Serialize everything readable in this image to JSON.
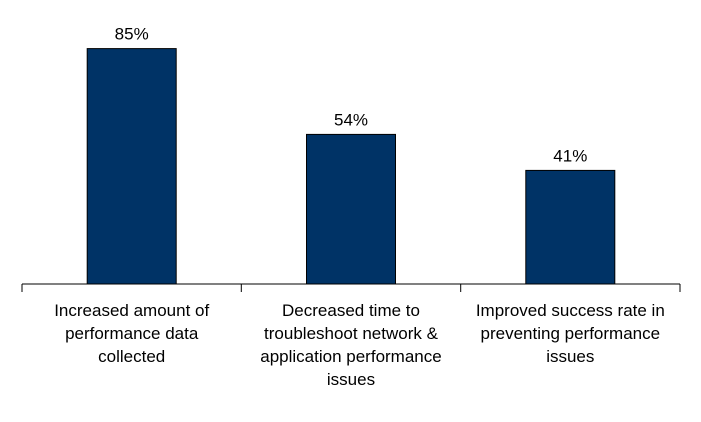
{
  "chart_data": {
    "type": "bar",
    "categories": [
      [
        "Increased amount of",
        "performance data",
        "collected"
      ],
      [
        "Decreased time to",
        "troubleshoot network &",
        "application performance",
        "issues"
      ],
      [
        "Improved success rate in",
        "preventing performance",
        "issues"
      ]
    ],
    "values": [
      85,
      54,
      41
    ],
    "value_labels": [
      "85%",
      "54%",
      "41%"
    ],
    "ylim": [
      0,
      100
    ],
    "grid": false,
    "bar_color": "#003366",
    "axis_color": "#000000"
  }
}
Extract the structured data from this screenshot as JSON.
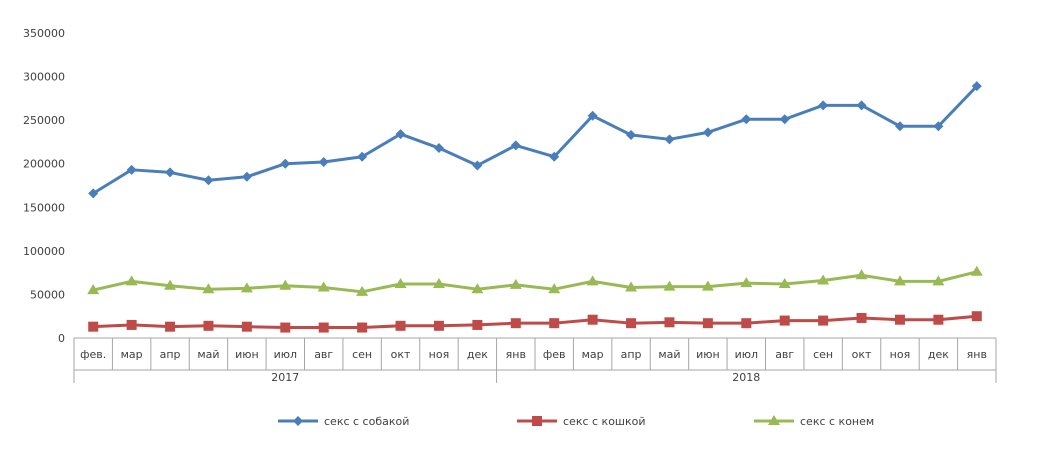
{
  "chart_data": {
    "type": "line",
    "title": "",
    "xlabel": "",
    "ylabel": "",
    "ylim": [
      0,
      350000
    ],
    "y_ticks": [
      0,
      50000,
      100000,
      150000,
      200000,
      250000,
      300000,
      350000
    ],
    "y_tick_labels": [
      "0",
      "50000",
      "100000",
      "150000",
      "200000",
      "250000",
      "300000",
      "350000"
    ],
    "grid": false,
    "legend_position": "bottom",
    "categories": [
      "фев.",
      "мар",
      "апр",
      "май",
      "июн",
      "июл",
      "авг",
      "сен",
      "окт",
      "ноя",
      "дек",
      "янв",
      "фев",
      "мар",
      "апр",
      "май",
      "июн",
      "июл",
      "авг",
      "сен",
      "окт",
      "ноя",
      "дек",
      "янв"
    ],
    "groups": [
      {
        "label": "2017",
        "start": 0,
        "end": 10
      },
      {
        "label": "2018",
        "start": 11,
        "end": 23
      }
    ],
    "series": [
      {
        "name": "секс с собакой",
        "color": "#4a7ebb",
        "marker": "diamond",
        "values": [
          166000,
          193000,
          190000,
          181000,
          185000,
          200000,
          202000,
          208000,
          234000,
          218000,
          198000,
          221000,
          208000,
          255000,
          233000,
          228000,
          236000,
          251000,
          251000,
          267000,
          267000,
          243000,
          243000,
          289000
        ]
      },
      {
        "name": "секс с кошкой",
        "color": "#be4b48",
        "marker": "square",
        "values": [
          13000,
          15000,
          13000,
          14000,
          13000,
          12000,
          12000,
          12000,
          14000,
          14000,
          15000,
          17000,
          17000,
          21000,
          17000,
          18000,
          17000,
          17000,
          20000,
          20000,
          23000,
          21000,
          21000,
          25000
        ]
      },
      {
        "name": "секс с конем",
        "color": "#98b954",
        "marker": "triangle",
        "values": [
          55000,
          65000,
          60000,
          56000,
          57000,
          60000,
          58000,
          53000,
          62000,
          62000,
          56000,
          61000,
          56000,
          65000,
          58000,
          59000,
          59000,
          63000,
          62000,
          66000,
          72000,
          65000,
          65000,
          76000
        ]
      }
    ]
  }
}
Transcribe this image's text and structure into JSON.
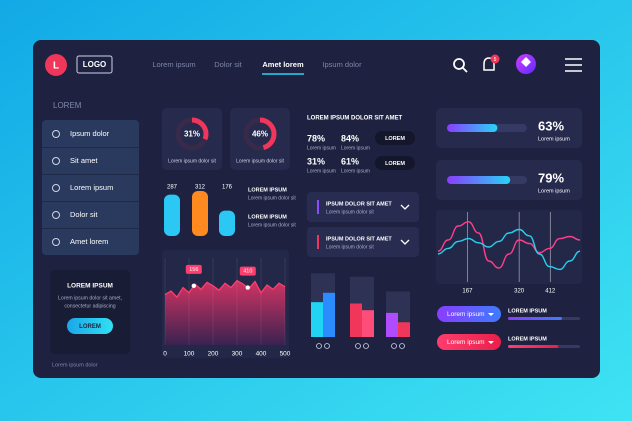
{
  "header": {
    "logo_initial": "L",
    "logo": "LOGO",
    "nav": [
      "Lorem ipsum",
      "Dolor sit",
      "Amet lorem",
      "Ipsum dolor"
    ],
    "active_nav": 2,
    "notifications": 5
  },
  "sidebar": {
    "title": "LOREM",
    "items": [
      "Ipsum dolor",
      "Sit amet",
      "Lorem ipsum",
      "Dolor sit",
      "Amet lorem"
    ],
    "promo": {
      "title": "LOREM IPSUM",
      "lines": [
        "Lorem ipsum dolor sit amet,",
        "consectetur adipiscing"
      ],
      "button": "LOREM"
    },
    "footer": "Lorem ipsum dolor"
  },
  "donuts": [
    {
      "value": 31,
      "label": "31%",
      "caption": "Lorem ipsum dolor sit"
    },
    {
      "value": 46,
      "label": "46%",
      "caption": "Lorem ipsum dolor sit"
    }
  ],
  "mini_bars": {
    "values": [
      287,
      312,
      176
    ],
    "colors": [
      "#2bc8f5",
      "#ff8a1f",
      "#2bc8f5"
    ],
    "legend": [
      {
        "title": "LOREM IPSUM",
        "text": "Lorem ipsum dolor sit"
      },
      {
        "title": "LOREM IPSUM",
        "text": "Lorem ipsum dolor sit"
      }
    ]
  },
  "stats": {
    "title": "LOREM IPSUM DOLOR SIT AMET",
    "items": [
      {
        "label": "78%",
        "caption": "Lorem ipsum"
      },
      {
        "label": "84%",
        "caption": "Lorem ipsum"
      },
      {
        "label": "31%",
        "caption": "Lorem ipsum"
      },
      {
        "label": "61%",
        "caption": "Lorem ipsum"
      }
    ],
    "buttons": [
      "LOREM",
      "LOREM"
    ]
  },
  "dropdowns": [
    {
      "title": "IPSUM DOLOR SIT AMET",
      "text": "Lorem ipsum dolor sit",
      "color": "#8a4cff"
    },
    {
      "title": "IPSUM DOLOR SIT AMET",
      "text": "Lorem ipsum dolor sit",
      "color": "#f0365a"
    }
  ],
  "area_chart": {
    "x": [
      0,
      25,
      50,
      75,
      100,
      125,
      150,
      175,
      200,
      225,
      250,
      275,
      300,
      325,
      350,
      375,
      400,
      425,
      450,
      475,
      500
    ],
    "values": [
      58,
      62,
      55,
      66,
      60,
      70,
      64,
      72,
      68,
      63,
      71,
      66,
      74,
      70,
      65,
      73,
      60,
      69,
      64,
      71,
      67
    ],
    "xlim": [
      0,
      500
    ],
    "ylim": [
      0,
      100
    ],
    "xticks": [
      0,
      100,
      200,
      300,
      400,
      500
    ],
    "color": "#ff3d6e",
    "markers": [
      {
        "x": 120,
        "label": 156
      },
      {
        "x": 345,
        "label": 410
      }
    ]
  },
  "grouped_bars": {
    "ylim": [
      0,
      100
    ],
    "groups": [
      {
        "track": 95,
        "values": [
          52,
          66
        ],
        "colors": [
          "#21d4f3",
          "#2a8cff"
        ]
      },
      {
        "track": 90,
        "values": [
          50,
          40
        ],
        "colors": [
          "#f0365a",
          "#ff4d7a"
        ]
      },
      {
        "track": 68,
        "values": [
          36,
          22
        ],
        "colors": [
          "#b04cff",
          "#f0365a"
        ]
      }
    ]
  },
  "progress": [
    {
      "value": 63,
      "label": "63%",
      "caption": "Lorem ipsum"
    },
    {
      "value": 79,
      "label": "79%",
      "caption": "Lorem ipsum"
    }
  ],
  "wave_chart": {
    "x": [
      80,
      110,
      140,
      170,
      200,
      230,
      260,
      290,
      320,
      350,
      380,
      410,
      440,
      470,
      500
    ],
    "xlim": [
      80,
      500
    ],
    "ylim": [
      0,
      100
    ],
    "xticks": [
      167,
      320,
      412
    ],
    "series": [
      {
        "color": "#ff3d8b",
        "values": [
          44,
          60,
          80,
          86,
          70,
          30,
          20,
          40,
          60,
          55,
          42,
          48,
          62,
          65,
          60
        ]
      },
      {
        "color": "#28d0f0",
        "values": [
          40,
          48,
          58,
          62,
          56,
          50,
          58,
          70,
          75,
          66,
          40,
          22,
          18,
          30,
          44
        ]
      }
    ]
  },
  "controls": {
    "dropdowns": [
      "Lorem ipsum",
      "Lorem ipsum"
    ],
    "bars": [
      {
        "title": "LOREM IPSUM",
        "value": 75
      },
      {
        "title": "LOREM IPSUM",
        "value": 70
      }
    ]
  }
}
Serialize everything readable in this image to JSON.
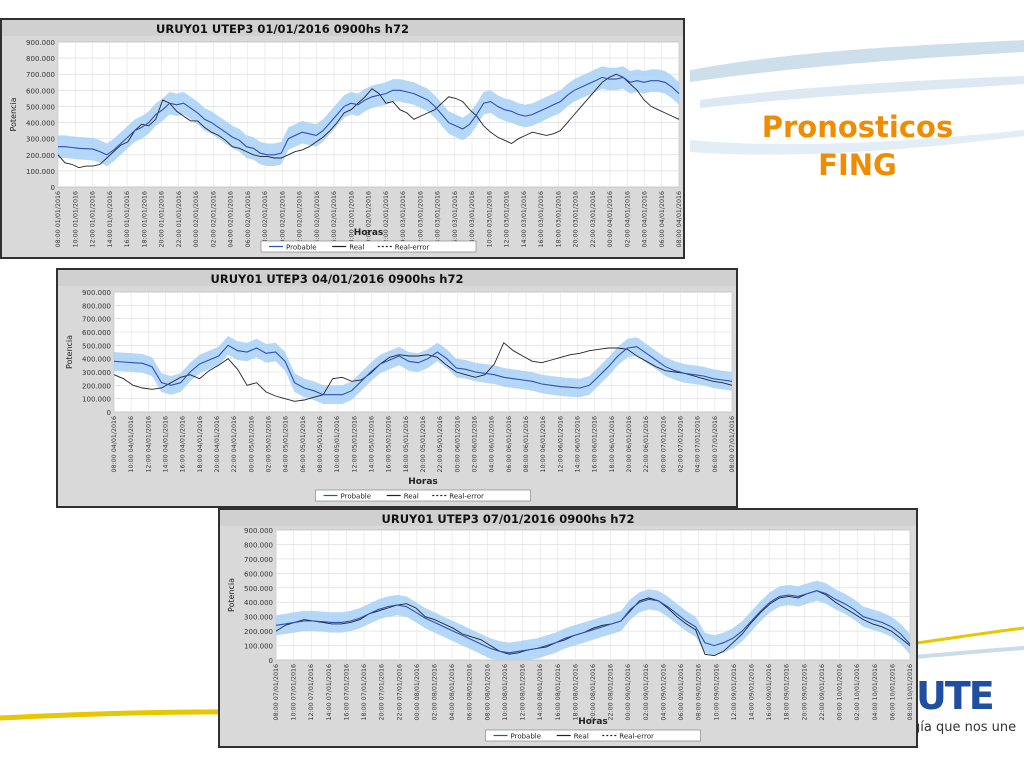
{
  "brand": {
    "title_line1": "Pronosticos",
    "title_line2": "FING",
    "logo_text": "UTE",
    "tagline": "gía que nos une",
    "accent_color": "#f08c00"
  },
  "legend_items": [
    "Probable",
    "Real",
    "Real-error"
  ],
  "colors": {
    "band": "#a9d1f7",
    "probable": "#2d4fb8",
    "real": "#222222"
  },
  "chart_data": [
    {
      "type": "line",
      "title": "URUY01  UTEP3  01/01/2016  0900hs  h72",
      "xlabel": "Horas",
      "ylabel": "Potencia",
      "ylim": [
        0,
        900000
      ],
      "y_ticks": [
        "0",
        "100.000",
        "200.000",
        "300.000",
        "400.000",
        "500.000",
        "600.000",
        "700.000",
        "800.000",
        "900.000"
      ],
      "x_ticks": [
        "08:00 01/01/2016",
        "10:00 01/01/2016",
        "12:00 01/01/2016",
        "14:00 01/01/2016",
        "16:00 01/01/2016",
        "18:00 01/01/2016",
        "20:00 01/01/2016",
        "22:00 01/01/2016",
        "00:00 02/01/2016",
        "02:00 02/01/2016",
        "04:00 02/01/2016",
        "06:00 02/01/2016",
        "08:00 02/01/2016",
        "10:00 02/01/2016",
        "12:00 02/01/2016",
        "14:00 02/01/2016",
        "16:00 02/01/2016",
        "18:00 02/01/2016",
        "20:00 02/01/2016",
        "22:00 02/01/2016",
        "00:00 03/01/2016",
        "02:00 03/01/2016",
        "04:00 03/01/2016",
        "06:00 03/01/2016",
        "08:00 03/01/2016",
        "10:00 03/01/2016",
        "12:00 03/01/2016",
        "14:00 03/01/2016",
        "16:00 03/01/2016",
        "18:00 03/01/2016",
        "20:00 03/01/2016",
        "22:00 03/01/2016",
        "00:00 04/01/2016",
        "02:00 04/01/2016",
        "04:00 04/01/2016",
        "06:00 04/01/2016",
        "08:00 04/01/2016"
      ],
      "grid": true,
      "legend": "bottom-center",
      "series": [
        {
          "name": "Probable",
          "values": [
            250000,
            250000,
            245000,
            240000,
            238000,
            235000,
            220000,
            200000,
            230000,
            270000,
            310000,
            350000,
            370000,
            400000,
            450000,
            480000,
            520000,
            510000,
            520000,
            490000,
            460000,
            420000,
            400000,
            370000,
            340000,
            310000,
            290000,
            250000,
            240000,
            210000,
            200000,
            200000,
            210000,
            300000,
            320000,
            340000,
            330000,
            320000,
            350000,
            400000,
            450000,
            500000,
            520000,
            510000,
            540000,
            560000,
            570000,
            580000,
            600000,
            600000,
            590000,
            580000,
            560000,
            540000,
            500000,
            450000,
            400000,
            380000,
            360000,
            390000,
            450000,
            520000,
            530000,
            500000,
            480000,
            470000,
            450000,
            440000,
            450000,
            470000,
            490000,
            510000,
            530000,
            570000,
            600000,
            620000,
            640000,
            660000,
            680000,
            670000,
            670000,
            680000,
            650000,
            660000,
            650000,
            660000,
            660000,
            650000,
            620000,
            580000
          ]
        },
        {
          "name": "Real",
          "values": [
            200000,
            150000,
            140000,
            120000,
            130000,
            130000,
            140000,
            180000,
            220000,
            260000,
            280000,
            350000,
            390000,
            380000,
            420000,
            540000,
            520000,
            470000,
            440000,
            410000,
            410000,
            370000,
            340000,
            320000,
            290000,
            250000,
            240000,
            220000,
            200000,
            190000,
            190000,
            180000,
            180000,
            200000,
            220000,
            230000,
            250000,
            280000,
            310000,
            350000,
            400000,
            460000,
            480000,
            520000,
            560000,
            610000,
            580000,
            520000,
            530000,
            480000,
            460000,
            420000,
            440000,
            460000,
            480000,
            520000,
            560000,
            550000,
            530000,
            480000,
            440000,
            380000,
            340000,
            310000,
            290000,
            270000,
            300000,
            320000,
            340000,
            330000,
            320000,
            330000,
            350000,
            400000,
            450000,
            500000,
            550000,
            600000,
            650000,
            680000,
            700000,
            680000,
            640000,
            600000,
            540000,
            500000,
            480000,
            460000,
            440000,
            420000
          ]
        }
      ]
    },
    {
      "type": "line",
      "title": "URUY01  UTEP3  04/01/2016  0900hs  h72",
      "xlabel": "Horas",
      "ylabel": "Potencia",
      "ylim": [
        0,
        900000
      ],
      "y_ticks": [
        "0",
        "100.000",
        "200.000",
        "300.000",
        "400.000",
        "500.000",
        "600.000",
        "700.000",
        "800.000",
        "900.000"
      ],
      "x_ticks": [
        "08:00 04/01/2016",
        "10:00 04/01/2016",
        "12:00 04/01/2016",
        "14:00 04/01/2016",
        "16:00 04/01/2016",
        "18:00 04/01/2016",
        "20:00 04/01/2016",
        "22:00 04/01/2016",
        "00:00 05/01/2016",
        "02:00 05/01/2016",
        "04:00 05/01/2016",
        "06:00 05/01/2016",
        "08:00 05/01/2016",
        "10:00 05/01/2016",
        "12:00 05/01/2016",
        "14:00 05/01/2016",
        "16:00 05/01/2016",
        "18:00 05/01/2016",
        "20:00 05/01/2016",
        "22:00 05/01/2016",
        "00:00 06/01/2016",
        "02:00 06/01/2016",
        "04:00 06/01/2016",
        "06:00 06/01/2016",
        "08:00 06/01/2016",
        "10:00 06/01/2016",
        "12:00 06/01/2016",
        "14:00 06/01/2016",
        "16:00 06/01/2016",
        "18:00 06/01/2016",
        "20:00 06/01/2016",
        "22:00 06/01/2016",
        "00:00 07/01/2016",
        "02:00 07/01/2016",
        "04:00 07/01/2016",
        "06:00 07/01/2016",
        "08:00 07/01/2016"
      ],
      "grid": true,
      "legend": "bottom-center",
      "series": [
        {
          "name": "Probable",
          "values": [
            380000,
            375000,
            370000,
            365000,
            340000,
            220000,
            200000,
            220000,
            300000,
            360000,
            390000,
            420000,
            500000,
            460000,
            450000,
            480000,
            440000,
            450000,
            380000,
            220000,
            180000,
            160000,
            130000,
            130000,
            130000,
            160000,
            230000,
            300000,
            360000,
            390000,
            420000,
            380000,
            370000,
            400000,
            450000,
            400000,
            330000,
            320000,
            300000,
            290000,
            280000,
            260000,
            250000,
            240000,
            230000,
            210000,
            200000,
            190000,
            185000,
            180000,
            200000,
            270000,
            340000,
            420000,
            480000,
            490000,
            440000,
            390000,
            340000,
            310000,
            290000,
            280000,
            270000,
            250000,
            240000,
            230000
          ]
        },
        {
          "name": "Real",
          "values": [
            280000,
            250000,
            200000,
            180000,
            170000,
            180000,
            220000,
            260000,
            280000,
            250000,
            310000,
            350000,
            400000,
            320000,
            200000,
            220000,
            150000,
            120000,
            100000,
            80000,
            90000,
            110000,
            130000,
            250000,
            260000,
            230000,
            240000,
            290000,
            360000,
            410000,
            430000,
            420000,
            420000,
            430000,
            410000,
            350000,
            300000,
            280000,
            260000,
            280000,
            360000,
            520000,
            460000,
            420000,
            380000,
            370000,
            390000,
            410000,
            430000,
            440000,
            460000,
            470000,
            480000,
            480000,
            470000,
            420000,
            380000,
            340000,
            310000,
            300000,
            290000,
            270000,
            250000,
            230000,
            220000,
            200000
          ]
        }
      ]
    },
    {
      "type": "line",
      "title": "URUY01  UTEP3  07/01/2016  0900hs  h72",
      "xlabel": "Horas",
      "ylabel": "Potencia",
      "ylim": [
        0,
        900000
      ],
      "y_ticks": [
        "0",
        "100.000",
        "200.000",
        "300.000",
        "400.000",
        "500.000",
        "600.000",
        "700.000",
        "800.000",
        "900.000"
      ],
      "x_ticks": [
        "08:00 07/01/2016",
        "10:00 07/01/2016",
        "12:00 07/01/2016",
        "14:00 07/01/2016",
        "16:00 07/01/2016",
        "18:00 07/01/2016",
        "20:00 07/01/2016",
        "22:00 07/01/2016",
        "00:00 08/01/2016",
        "02:00 08/01/2016",
        "04:00 08/01/2016",
        "06:00 08/01/2016",
        "08:00 08/01/2016",
        "10:00 08/01/2016",
        "12:00 08/01/2016",
        "14:00 08/01/2016",
        "16:00 08/01/2016",
        "18:00 08/01/2016",
        "20:00 08/01/2016",
        "22:00 08/01/2016",
        "00:00 09/01/2016",
        "02:00 09/01/2016",
        "04:00 09/01/2016",
        "06:00 09/01/2016",
        "08:00 09/01/2016",
        "10:00 09/01/2016",
        "12:00 09/01/2016",
        "14:00 09/01/2016",
        "16:00 09/01/2016",
        "18:00 09/01/2016",
        "20:00 09/01/2016",
        "22:00 09/01/2016",
        "00:00 10/01/2016",
        "02:00 10/01/2016",
        "04:00 10/01/2016",
        "06:00 10/01/2016",
        "08:00 10/01/2016"
      ],
      "grid": true,
      "legend": "bottom-center",
      "series": [
        {
          "name": "Probable",
          "values": [
            240000,
            250000,
            260000,
            270000,
            270000,
            265000,
            260000,
            260000,
            270000,
            290000,
            320000,
            350000,
            370000,
            380000,
            370000,
            330000,
            290000,
            260000,
            230000,
            200000,
            170000,
            140000,
            110000,
            80000,
            60000,
            50000,
            60000,
            70000,
            80000,
            100000,
            120000,
            150000,
            170000,
            190000,
            210000,
            230000,
            250000,
            270000,
            350000,
            400000,
            420000,
            410000,
            370000,
            320000,
            270000,
            230000,
            120000,
            100000,
            120000,
            150000,
            200000,
            270000,
            340000,
            400000,
            440000,
            450000,
            440000,
            460000,
            480000,
            460000,
            420000,
            390000,
            350000,
            300000,
            280000,
            260000,
            230000,
            180000,
            110000
          ]
        },
        {
          "name": "Real",
          "values": [
            200000,
            240000,
            260000,
            280000,
            270000,
            260000,
            250000,
            250000,
            260000,
            280000,
            320000,
            340000,
            360000,
            380000,
            390000,
            360000,
            300000,
            280000,
            250000,
            220000,
            180000,
            160000,
            140000,
            100000,
            60000,
            40000,
            50000,
            70000,
            80000,
            90000,
            120000,
            140000,
            170000,
            190000,
            220000,
            240000,
            250000,
            270000,
            340000,
            410000,
            430000,
            410000,
            360000,
            300000,
            250000,
            210000,
            40000,
            30000,
            60000,
            120000,
            180000,
            260000,
            330000,
            390000,
            430000,
            440000,
            430000,
            460000,
            480000,
            450000,
            400000,
            360000,
            320000,
            280000,
            250000,
            230000,
            200000,
            150000,
            100000
          ]
        }
      ]
    }
  ]
}
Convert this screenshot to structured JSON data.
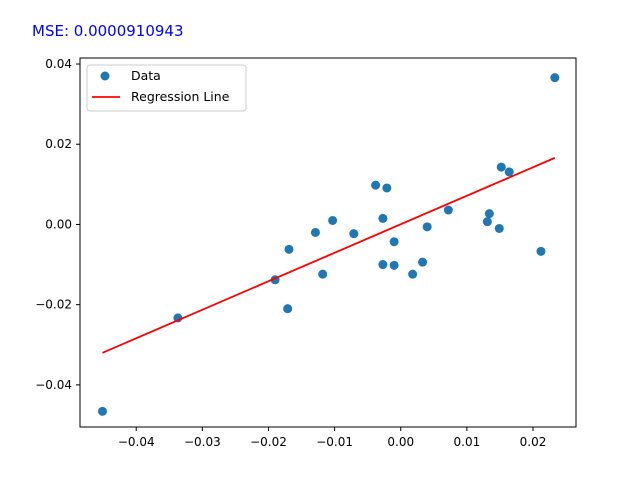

-*-*-

Gather each line of the listing containing the word "structured" and show it.

Extract the structured data from this screenshot as JSON.
Convert this screenshot to structured JSON data.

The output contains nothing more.